[Data entries]
◆ ◆ ◆

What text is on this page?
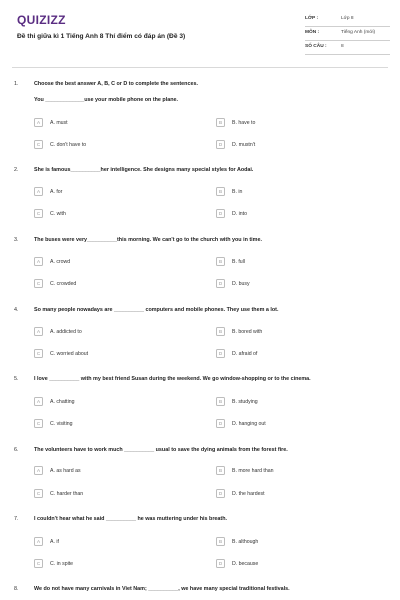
QUIZIZZ
Đề thi giữa kì 1 Tiếng Anh 8 Thí điểm có đáp án (Đề 3)
LỚP :	Lớp 8
MÔN :	Tiếng Anh (mới)
SỐ CÂU :	8
1.	Choose the best answer A, B, C or D to complete the sentences.
You _____________use your mobile phone on the plane.
A	A. must	B	B. have to
C	C. don't have to	D	D. mustn't
2.	She is famous__________her intelligence. She designs many special styles for Aodai.
A	A. for	B	B. in
C	C. with	D	D. into
3.	The buses were very__________this morning. We can't go to the church with you in time.
A	A. crowd	B	B. full
C	C. crowded	D	D. busy
4.	So many people nowadays are __________ computers and mobile phones. They use them a lot.
A	A. addicted to	B	B. bored with
C	C. worried about	D	D. afraid of
5.	I love __________ with my best friend Susan during the weekend. We go window-shopping or to the cinema.
A	A. chatting	B	B. studying
C	C. visiting	D	D. hanging out
6.	The volunteers have to work much __________ usual to save the dying animals from the forest fire.
A	A. as hard as	B	B. more hard than
C	C. harder than	D	D. the hardest
7.	I couldn't hear what he said __________ he was muttering under his breath.
A	A. if	B	B. although
C	C. in spite	D	D. because
8.	We do not have many carnivals in Viet Nam; __________, we have many special traditional festivals.
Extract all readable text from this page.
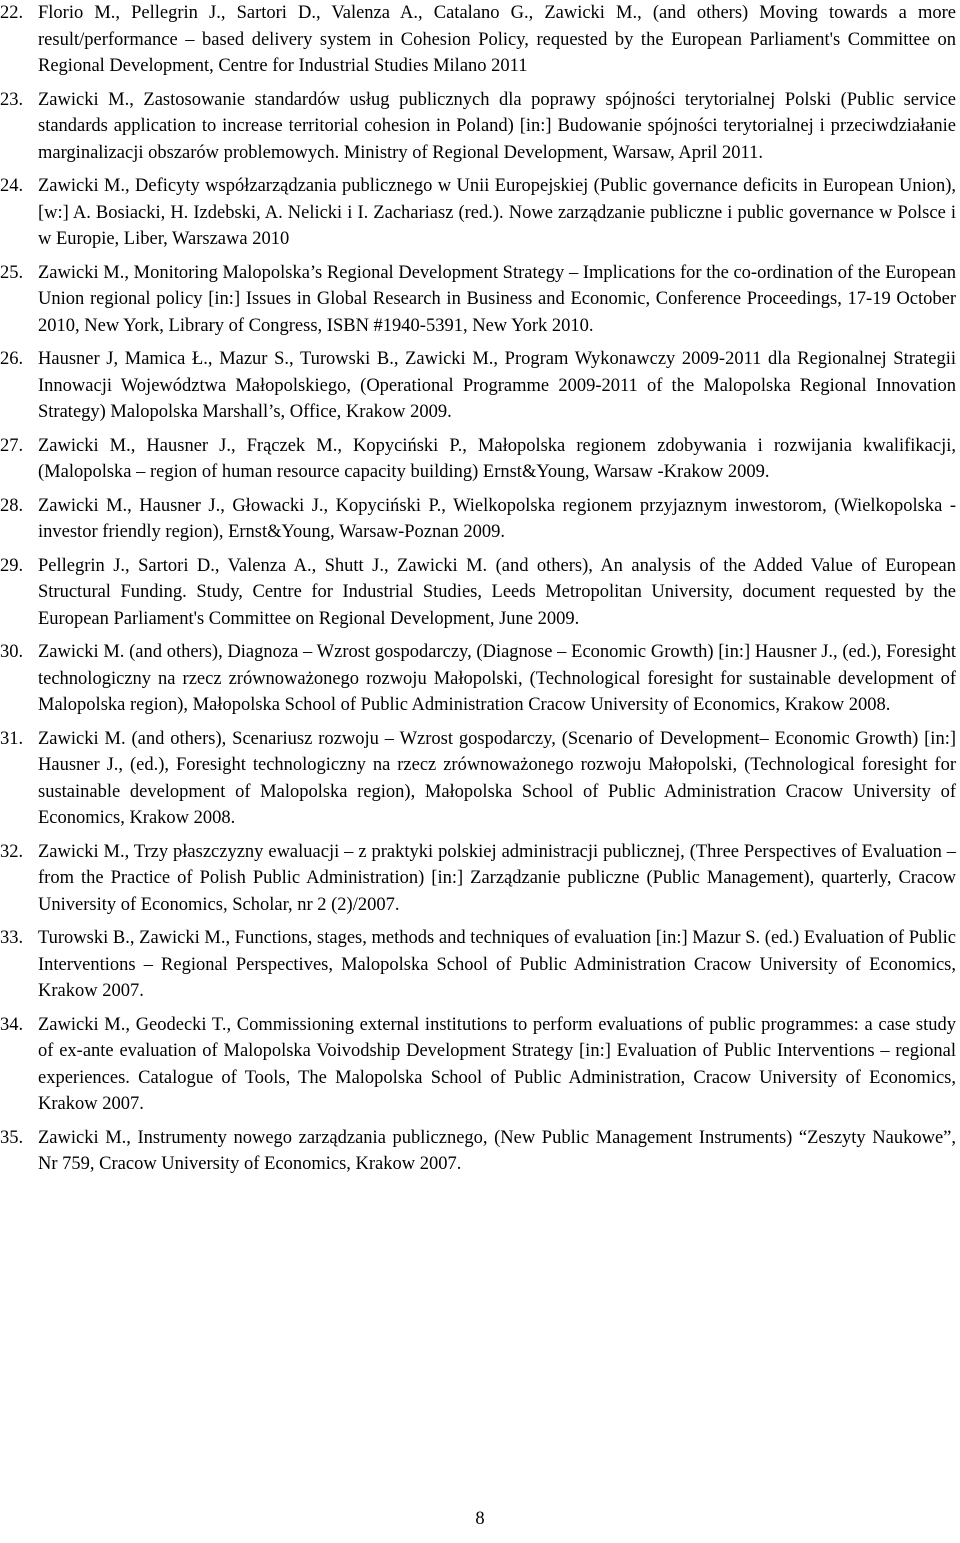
22. Florio M., Pellegrin J., Sartori D., Valenza A., Catalano G., Zawicki M., (and others) Moving towards a more result/performance – based delivery system in Cohesion Policy, requested by the European Parliament's Committee on Regional Development, Centre for Industrial Studies Milano 2011
23. Zawicki M., Zastosowanie standardów usług publicznych dla poprawy spójności terytorialnej Polski (Public service standards application to increase territorial cohesion in Poland) [in:] Budowanie spójności terytorialnej i przeciwdziałanie marginalizacji obszarów problemowych. Ministry of Regional Development, Warsaw, April 2011.
24. Zawicki M., Deficyty współzarządzania publicznego w Unii Europejskiej (Public governance deficits in European Union), [w:] A. Bosiacki, H. Izdebski, A. Nelicki i I. Zachariasz (red.). Nowe zarządzanie publiczne i public governance w Polsce i w Europie, Liber, Warszawa 2010
25. Zawicki M., Monitoring Malopolska’s Regional Development Strategy – Implications for the co-ordination of the European Union regional policy [in:] Issues in Global Research in Business and Economic, Conference Proceedings, 17-19 October 2010, New York, Library of Congress, ISBN #1940-5391, New York 2010.
26. Hausner J, Mamica Ł., Mazur S., Turowski B., Zawicki M., Program Wykonawczy 2009-2011 dla Regionalnej Strategii Innowacji Województwa Małopolskiego, (Operational Programme 2009-2011 of the Malopolska Regional Innovation Strategy) Malopolska Marshall’s, Office, Krakow 2009.
27. Zawicki M., Hausner J., Frączek M., Kopyciński P., Małopolska regionem zdobywania i rozwijania kwalifikacji, (Malopolska – region of human resource capacity building) Ernst&Young, Warsaw -Krakow 2009.
28. Zawicki M., Hausner J., Głowacki J., Kopyciński P., Wielkopolska regionem przyjaznym inwestorom, (Wielkopolska - investor friendly region), Ernst&Young, Warsaw-Poznan 2009.
29. Pellegrin J., Sartori D., Valenza A., Shutt J., Zawicki M. (and others), An analysis of the Added Value of European Structural Funding. Study, Centre for Industrial Studies, Leeds Metropolitan University, document requested by the European Parliament's Committee on Regional Development, June 2009.
30. Zawicki M. (and others), Diagnoza – Wzrost gospodarczy, (Diagnose – Economic Growth) [in:] Hausner J., (ed.), Foresight technologiczny na rzecz zrównoważonego rozwoju Małopolski, (Technological foresight for sustainable development of Malopolska region), Małopolska School of Public Administration Cracow University of Economics, Krakow 2008.
31. Zawicki M. (and others), Scenariusz rozwoju – Wzrost gospodarczy, (Scenario of Development– Economic Growth) [in:] Hausner J., (ed.), Foresight technologiczny na rzecz zrównoważonego rozwoju Małopolski, (Technological foresight for sustainable development of Malopolska region), Małopolska School of Public Administration Cracow University of Economics, Krakow 2008.
32. Zawicki M., Trzy płaszczyzny ewaluacji – z praktyki polskiej administracji publicznej, (Three Perspectives of Evaluation – from the Practice of Polish Public Administration) [in:] Zarządzanie publiczne (Public Management), quarterly, Cracow University of Economics, Scholar, nr 2 (2)/2007.
33. Turowski B., Zawicki M., Functions, stages, methods and techniques of evaluation [in:] Mazur S. (ed.) Evaluation of Public Interventions – Regional Perspectives, Malopolska School of Public Administration Cracow University of Economics, Krakow 2007.
34. Zawicki M., Geodecki T., Commissioning external institutions to perform evaluations of public programmes: a case study of ex-ante evaluation of Malopolska Voivodship Development Strategy [in:] Evaluation of Public Interventions – regional experiences. Catalogue of Tools, The Malopolska School of Public Administration, Cracow University of Economics, Krakow 2007.
35. Zawicki M., Instrumenty nowego zarządzania publicznego, (New Public Management Instruments) “Zeszyty Naukowe”, Nr 759, Cracow University of Economics, Krakow 2007.
8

◆ ◆ ◆

Required work:
Take the data above and repeat it exactly, leaving each picture out.

Result for this exercise:
What text is on this page?
QUIZIZZ
Đề thi giữa kì 1 Tiếng Anh 8 Thí điểm có đáp án (Đề 3)
LỚP :	Lớp 8
MÔN :	Tiếng Anh (mới)
SỐ CÂU :	8
1.	Choose the best answer A, B, C or D to complete the sentences.
You _____________use your mobile phone on the plane.
A	A. must	B	B. have to
C	C. don't have to	D	D. mustn't
2.	She is famous__________her intelligence. She designs many special styles for Aodai.
A	A. for	B	B. in
C	C. with	D	D. into
3.	The buses were very__________this morning. We can't go to the church with you in time.
A	A. crowd	B	B. full
C	C. crowded	D	D. busy
4.	So many people nowadays are __________ computers and mobile phones. They use them a lot.
A	A. addicted to	B	B. bored with
C	C. worried about	D	D. afraid of
5.	I love __________ with my best friend Susan during the weekend. We go window-shopping or to the cinema.
A	A. chatting	B	B. studying
C	C. visiting	D	D. hanging out
6.	The volunteers have to work much __________ usual to save the dying animals from the forest fire.
A	A. as hard as	B	B. more hard than
C	C. harder than	D	D. the hardest
7.	I couldn't hear what he said __________ he was muttering under his breath.
A	A. if	B	B. although
C	C. in spite	D	D. because
8.	We do not have many carnivals in Viet Nam; __________, we have many special traditional festivals.
Extract all readable text from this page.
22. Florio M., Pellegrin J., Sartori D., Valenza A., Catalano G., Zawicki M., (and others) Moving towards a more result/performance – based delivery system in Cohesion Policy, requested by the European Parliament's Committee on Regional Development, Centre for Industrial Studies Milano 2011
23. Zawicki M., Zastosowanie standardów usług publicznych dla poprawy spójności terytorialnej Polski (Public service standards application to increase territorial cohesion in Poland) [in:] Budowanie spójności terytorialnej i przeciwdziałanie marginalizacji obszarów problemowych. Ministry of Regional Development, Warsaw, April 2011.
24. Zawicki M., Deficyty współzarządzania publicznego w Unii Europejskiej (Public governance deficits in European Union), [w:] A. Bosiacki, H. Izdebski, A. Nelicki i I. Zachariasz (red.). Nowe zarządzanie publiczne i public governance w Polsce i w Europie, Liber, Warszawa 2010
25. Zawicki M., Monitoring Malopolska’s Regional Development Strategy – Implications for the co-ordination of the European Union regional policy [in:] Issues in Global Research in Business and Economic, Conference Proceedings, 17-19 October 2010, New York, Library of Congress, ISBN #1940-5391, New York 2010.
26. Hausner J, Mamica Ł., Mazur S., Turowski B., Zawicki M., Program Wykonawczy 2009-2011 dla Regionalnej Strategii Innowacji Województwa Małopolskiego, (Operational Programme 2009-2011 of the Malopolska Regional Innovation Strategy) Malopolska Marshall’s, Office, Krakow 2009.
27. Zawicki M., Hausner J., Frączek M., Kopyciński P., Małopolska regionem zdobywania i rozwijania kwalifikacji, (Malopolska – region of human resource capacity building) Ernst&Young, Warsaw -Krakow 2009.
28. Zawicki M., Hausner J., Głowacki J., Kopyciński P., Wielkopolska regionem przyjaznym inwestorom, (Wielkopolska - investor friendly region), Ernst&Young, Warsaw-Poznan 2009.
29. Pellegrin J., Sartori D., Valenza A., Shutt J., Zawicki M. (and others), An analysis of the Added Value of European Structural Funding. Study, Centre for Industrial Studies, Leeds Metropolitan University, document requested by the European Parliament's Committee on Regional Development, June 2009.
30. Zawicki M. (and others), Diagnoza – Wzrost gospodarczy, (Diagnose – Economic Growth) [in:] Hausner J., (ed.), Foresight technologiczny na rzecz zrównoważonego rozwoju Małopolski, (Technological foresight for sustainable development of Malopolska region), Małopolska School of Public Administration Cracow University of Economics, Krakow 2008.
31. Zawicki M. (and others), Scenariusz rozwoju – Wzrost gospodarczy, (Scenario of Development– Economic Growth) [in:] Hausner J., (ed.), Foresight technologiczny na rzecz zrównoważonego rozwoju Małopolski, (Technological foresight for sustainable development of Malopolska region), Małopolska School of Public Administration Cracow University of Economics, Krakow 2008.
32. Zawicki M., Trzy płaszczyzny ewaluacji – z praktyki polskiej administracji publicznej, (Three Perspectives of Evaluation – from the Practice of Polish Public Administration) [in:] Zarządzanie publiczne (Public Management), quarterly, Cracow University of Economics, Scholar, nr 2 (2)/2007.
33. Turowski B., Zawicki M., Functions, stages, methods and techniques of evaluation [in:] Mazur S. (ed.) Evaluation of Public Interventions – Regional Perspectives, Malopolska School of Public Administration Cracow University of Economics, Krakow 2007.
34. Zawicki M., Geodecki T., Commissioning external institutions to perform evaluations of public programmes: a case study of ex-ante evaluation of Malopolska Voivodship Development Strategy [in:] Evaluation of Public Interventions – regional experiences. Catalogue of Tools, The Malopolska School of Public Administration, Cracow University of Economics, Krakow 2007.
35. Zawicki M., Instrumenty nowego zarządzania publicznego, (New Public Management Instruments) “Zeszyty Naukowe”, Nr 759, Cracow University of Economics, Krakow 2007.
8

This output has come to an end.